- PROVIDED INFORMATION
▼▼▼

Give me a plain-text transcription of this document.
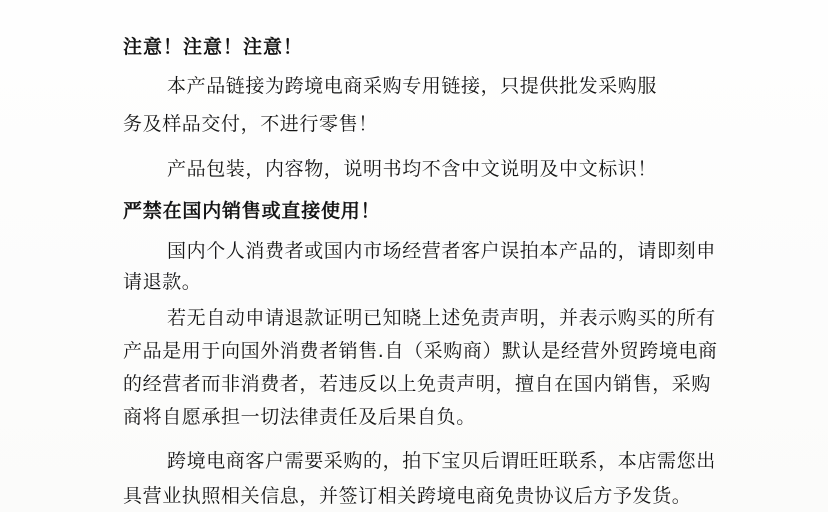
注意！注意！注意！
本产品链接为跨境电商采购专用链接，只提供批发采购服
务及样品交付，不进行零售！
产品包装，内容物，说明书均不含中文说明及中文标识！
严禁在国内销售或直接使用！
国内个人消费者或国内市场经营者客户误拍本产品的，请即刻申
请退款。
若无自动申请退款证明已知晓上述免责声明，并表示购买的所有
产品是用于向国外消费者销售.自（采购商）默认是经营外贸跨境电商
的经营者而非消费者，若违反以上免责声明，擅自在国内销售，采购
商将自愿承担一切法律责任及后果自负。
跨境电商客户需要采购的，拍下宝贝后谓旺旺联系，本店需您出
具营业执照相关信息，并签订相关跨境电商免贵协议后方予发货。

▲▲▲

- WHAT THIS TASK INVOLVES
Nothing in the entries above should change when they are printed again, except that the pictures are dropped.

- EXERCISE RESULT
Give me a plain-text transcription of this document.
注意！注意！注意！
本产品链接为跨境电商采购专用链接，只提供批发采购服
务及样品交付，不进行零售！
产品包装，内容物，说明书均不含中文说明及中文标识！
严禁在国内销售或直接使用！
国内个人消费者或国内市场经营者客户误拍本产品的，请即刻申
请退款。
若无自动申请退款证明已知晓上述免责声明，并表示购买的所有
产品是用于向国外消费者销售.自（采购商）默认是经营外贸跨境电商
的经营者而非消费者，若违反以上免责声明，擅自在国内销售，采购
商将自愿承担一切法律责任及后果自负。
跨境电商客户需要采购的，拍下宝贝后谓旺旺联系，本店需您出
具营业执照相关信息，并签订相关跨境电商免贵协议后方予发货。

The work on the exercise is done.